• EXERCISE DETAILS: Every record should be repeated exactly, except that pictures are left out.

• RECORDS FOR THE TASK:
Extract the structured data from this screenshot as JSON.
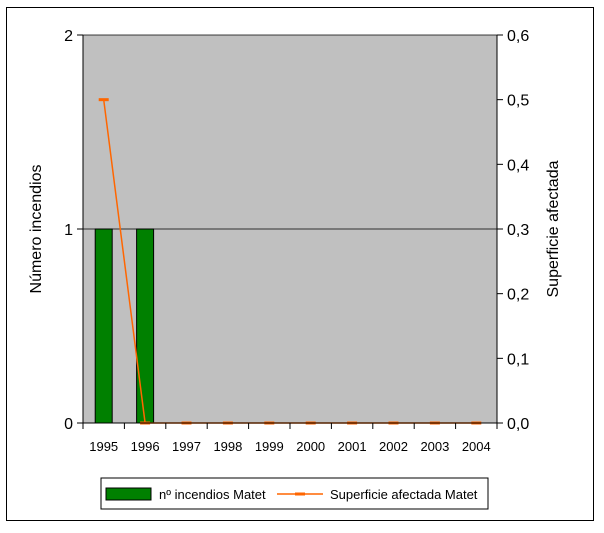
{
  "chart_data": {
    "type": "bar",
    "categories": [
      "1995",
      "1996",
      "1997",
      "1998",
      "1999",
      "2000",
      "2001",
      "2002",
      "2003",
      "2004"
    ],
    "series": [
      {
        "name": "nº incendios Matet",
        "kind": "bar",
        "axis": "left",
        "color": "#008000",
        "values": [
          1,
          1,
          0,
          0,
          0,
          0,
          0,
          0,
          0,
          0
        ]
      },
      {
        "name": "Superficie afectada Matet",
        "kind": "line",
        "axis": "right",
        "color": "#FF6600",
        "values": [
          0.5,
          0,
          0,
          0,
          0,
          0,
          0,
          0,
          0,
          0
        ]
      }
    ],
    "ylabel": "Número incendios",
    "y2label": "Superficie afectada",
    "ylim": [
      0,
      2
    ],
    "y2lim": [
      0,
      0.6
    ],
    "yticks": [
      "0",
      "1",
      "2"
    ],
    "y2ticks": [
      "0,0",
      "0,1",
      "0,2",
      "0,3",
      "0,4",
      "0,5",
      "0,6"
    ],
    "plot_background": "#C0C0C0",
    "grid": "horizontal at left-axis major ticks",
    "legend_position": "bottom"
  }
}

• THE REPLY:
Extract the structured data from this screenshot as JSON.
{
  "chart_data": {
    "type": "bar",
    "categories": [
      "1995",
      "1996",
      "1997",
      "1998",
      "1999",
      "2000",
      "2001",
      "2002",
      "2003",
      "2004"
    ],
    "series": [
      {
        "name": "nº incendios Matet",
        "kind": "bar",
        "axis": "left",
        "color": "#008000",
        "values": [
          1,
          1,
          0,
          0,
          0,
          0,
          0,
          0,
          0,
          0
        ]
      },
      {
        "name": "Superficie afectada Matet",
        "kind": "line",
        "axis": "right",
        "color": "#FF6600",
        "values": [
          0.5,
          0,
          0,
          0,
          0,
          0,
          0,
          0,
          0,
          0
        ]
      }
    ],
    "ylabel": "Número incendios",
    "y2label": "Superficie afectada",
    "ylim": [
      0,
      2
    ],
    "y2lim": [
      0,
      0.6
    ],
    "yticks": [
      "0",
      "1",
      "2"
    ],
    "y2ticks": [
      "0,0",
      "0,1",
      "0,2",
      "0,3",
      "0,4",
      "0,5",
      "0,6"
    ],
    "plot_background": "#C0C0C0",
    "grid": "horizontal at left-axis major ticks",
    "legend_position": "bottom"
  }
}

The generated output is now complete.